■ **EXERCISE DESCRIPTION**
Find and return each line containing "screenshot".

■ **DATASET ROWS**
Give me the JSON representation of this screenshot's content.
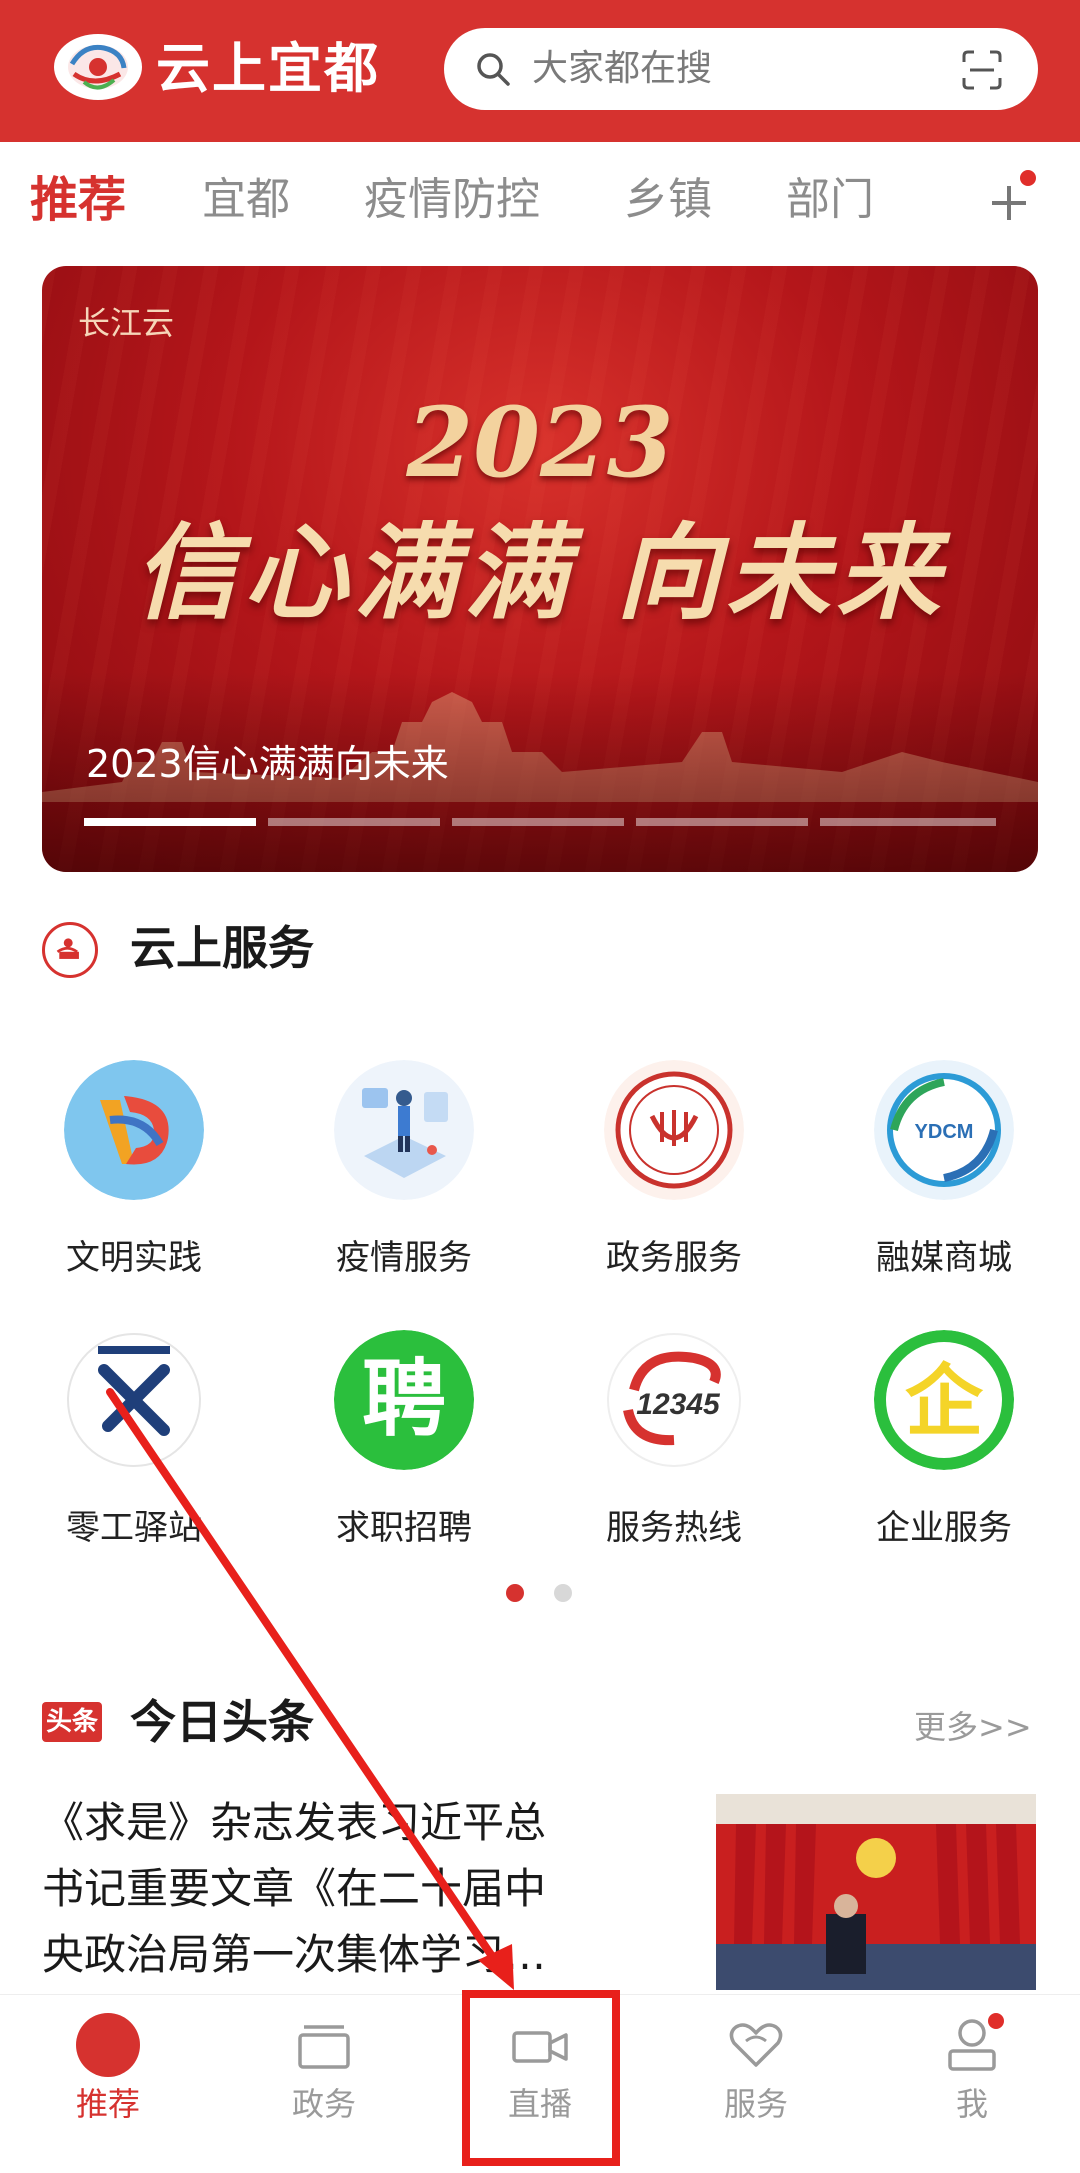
{
  "header": {
    "app_title": "云上宜都",
    "search_placeholder": "大家都在搜"
  },
  "tabs": [
    {
      "label": "推荐",
      "active": true
    },
    {
      "label": "宜都",
      "active": false
    },
    {
      "label": "疫情防控",
      "active": false
    },
    {
      "label": "乡镇",
      "active": false
    },
    {
      "label": "部门",
      "active": false
    }
  ],
  "banner": {
    "brand": "长江云",
    "year": "2023",
    "slogan": "信心满满 向未来",
    "caption": "2023信心满满向未来",
    "indicator_count": 5,
    "active_indicator": 0
  },
  "services": {
    "title": "云上服务",
    "items": [
      {
        "label": "文明实践",
        "icon": "civilization-practice-icon"
      },
      {
        "label": "疫情服务",
        "icon": "epidemic-service-icon"
      },
      {
        "label": "政务服务",
        "icon": "government-service-icon"
      },
      {
        "label": "融媒商城",
        "icon": "media-mall-icon"
      },
      {
        "label": "零工驿站",
        "icon": "gig-station-icon"
      },
      {
        "label": "求职招聘",
        "icon": "recruitment-icon"
      },
      {
        "label": "服务热线",
        "icon": "hotline-12345-icon"
      },
      {
        "label": "企业服务",
        "icon": "enterprise-service-icon"
      }
    ],
    "hotline_number": "12345",
    "recruit_char": "聘",
    "enterprise_char": "企",
    "media_logo_text": "YDCM",
    "page_count": 2,
    "active_page": 0
  },
  "headlines": {
    "badge": "头条",
    "title": "今日头条",
    "more": "更多>>",
    "news_lines": [
      "《求是》杂志发表习近平总",
      "书记重要文章《在二十届中",
      "央政治局第一次集体学习…"
    ]
  },
  "bottom_nav": [
    {
      "label": "推荐",
      "icon": "recommend-icon",
      "active": true
    },
    {
      "label": "政务",
      "icon": "government-icon",
      "active": false
    },
    {
      "label": "直播",
      "icon": "video-camera-icon",
      "active": false
    },
    {
      "label": "服务",
      "icon": "heart-service-icon",
      "active": false
    },
    {
      "label": "我",
      "icon": "user-icon",
      "active": false
    }
  ],
  "colors": {
    "brand_red": "#d6322f",
    "annotation_red": "#e8201b",
    "inactive_gray": "#9a9a9a"
  }
}
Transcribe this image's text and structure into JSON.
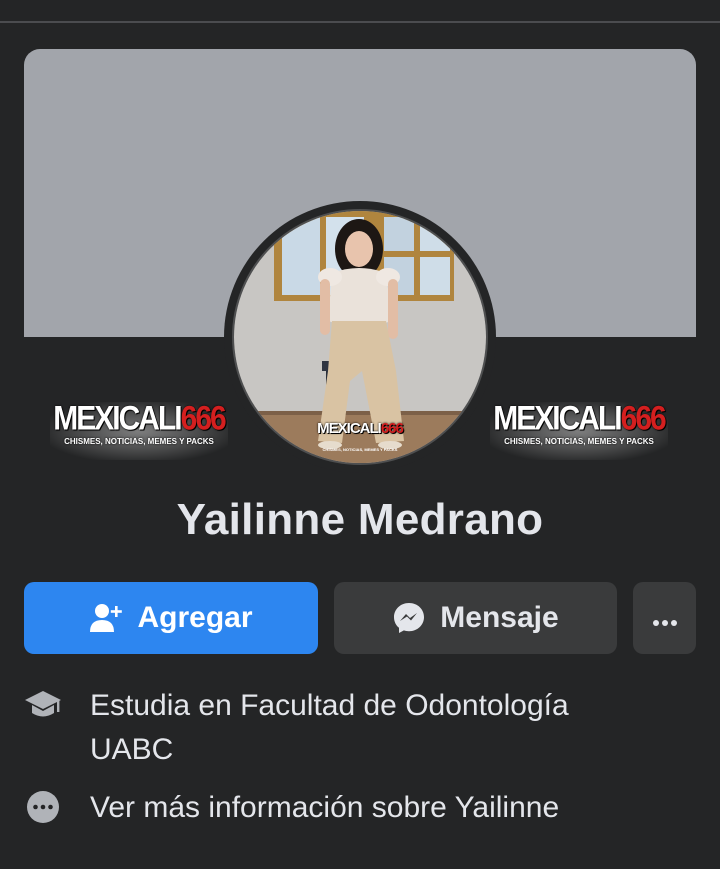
{
  "profile": {
    "name": "Yailinne Medrano"
  },
  "watermarks": {
    "brand_text": "MEXICALI",
    "brand_number": "666",
    "tagline": "CHISMES, NOTICIAS, MEMES Y PACKS"
  },
  "actions": {
    "add_label": "Agregar",
    "add_icon": "add-friend-icon",
    "message_label": "Mensaje",
    "message_icon": "messenger-icon",
    "more_label": "···",
    "more_icon": "more-options-icon",
    "add_color": "#2d86f0",
    "secondary_color": "#3a3b3c"
  },
  "info": {
    "education_text": "Estudia en Facultad de Odontología UABC",
    "education_icon": "graduation-cap-icon",
    "more_info_text": "Ver más información sobre Yailinne",
    "more_info_icon": "more-dots-icon"
  },
  "colors": {
    "background": "#242526",
    "cover": "#a2a5ab",
    "text": "#e4e6eb"
  }
}
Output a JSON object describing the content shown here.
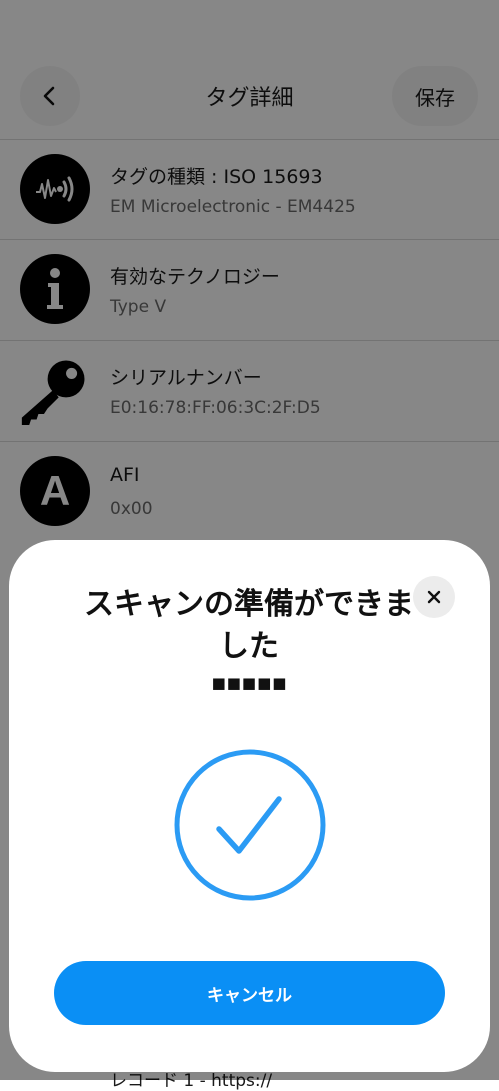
{
  "header": {
    "title": "タグ詳細",
    "save_label": "保存"
  },
  "rows": [
    {
      "icon": "nfc-wave-icon",
      "title": "タグの種類 : ISO 15693",
      "subtitle": "EM Microelectronic - EM4425"
    },
    {
      "icon": "info-icon",
      "title": "有効なテクノロジー",
      "subtitle": "Type V"
    },
    {
      "icon": "key-icon",
      "title": "シリアルナンバー",
      "subtitle": "E0:16:78:FF:06:3C:2F:D5"
    },
    {
      "icon": "afi-letter-icon",
      "icon_letter": "A",
      "title": "AFI",
      "subtitle": "0x00"
    }
  ],
  "peek_text": "レコード 1 - https://",
  "scan_sheet": {
    "title": "スキャンの準備ができました",
    "id_text": "■■■■■",
    "cancel_label": "キャンセル",
    "status_icon": "checkmark-circle-icon"
  },
  "colors": {
    "accent": "#0a8ff5",
    "check": "#2b9bf4",
    "overlay": "rgba(0,0,0,0.47)"
  }
}
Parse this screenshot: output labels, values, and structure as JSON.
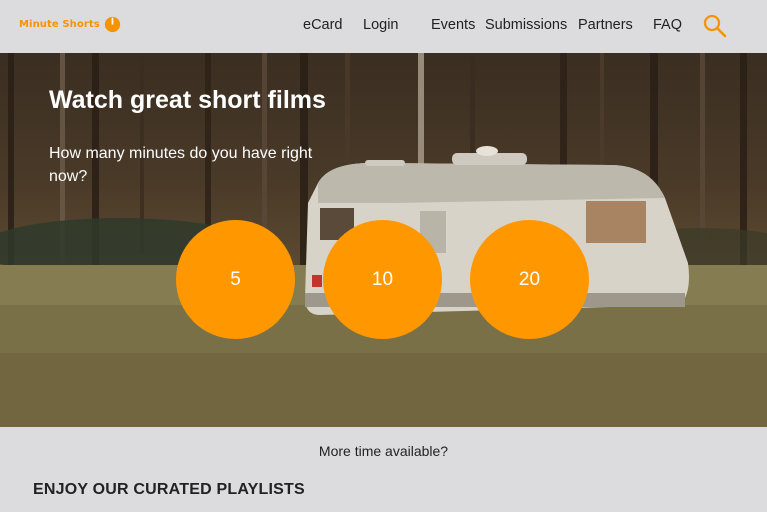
{
  "header": {
    "logo_text": "Minute Shorts",
    "nav": [
      {
        "label": "eCard"
      },
      {
        "label": "Login"
      },
      {
        "label": "Events"
      },
      {
        "label": "Submissions"
      },
      {
        "label": "Partners"
      },
      {
        "label": "FAQ"
      }
    ],
    "search_icon": "search-icon"
  },
  "hero": {
    "title": "Watch great short films",
    "subtitle": "How many minutes do you have right now?",
    "options": [
      {
        "label": "5"
      },
      {
        "label": "10"
      },
      {
        "label": "20"
      }
    ]
  },
  "more_time": "More time available?",
  "playlists_title": "ENJOY OUR CURATED PLAYLISTS",
  "colors": {
    "accent": "#ff9800",
    "logo": "#f59400",
    "header_bg": "#dcdcdf"
  }
}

■ **EXERCISE RESPONSE**
Give me the JSON representation of this screenshot's content.
Parse this screenshot: output labels, values, and structure as JSON.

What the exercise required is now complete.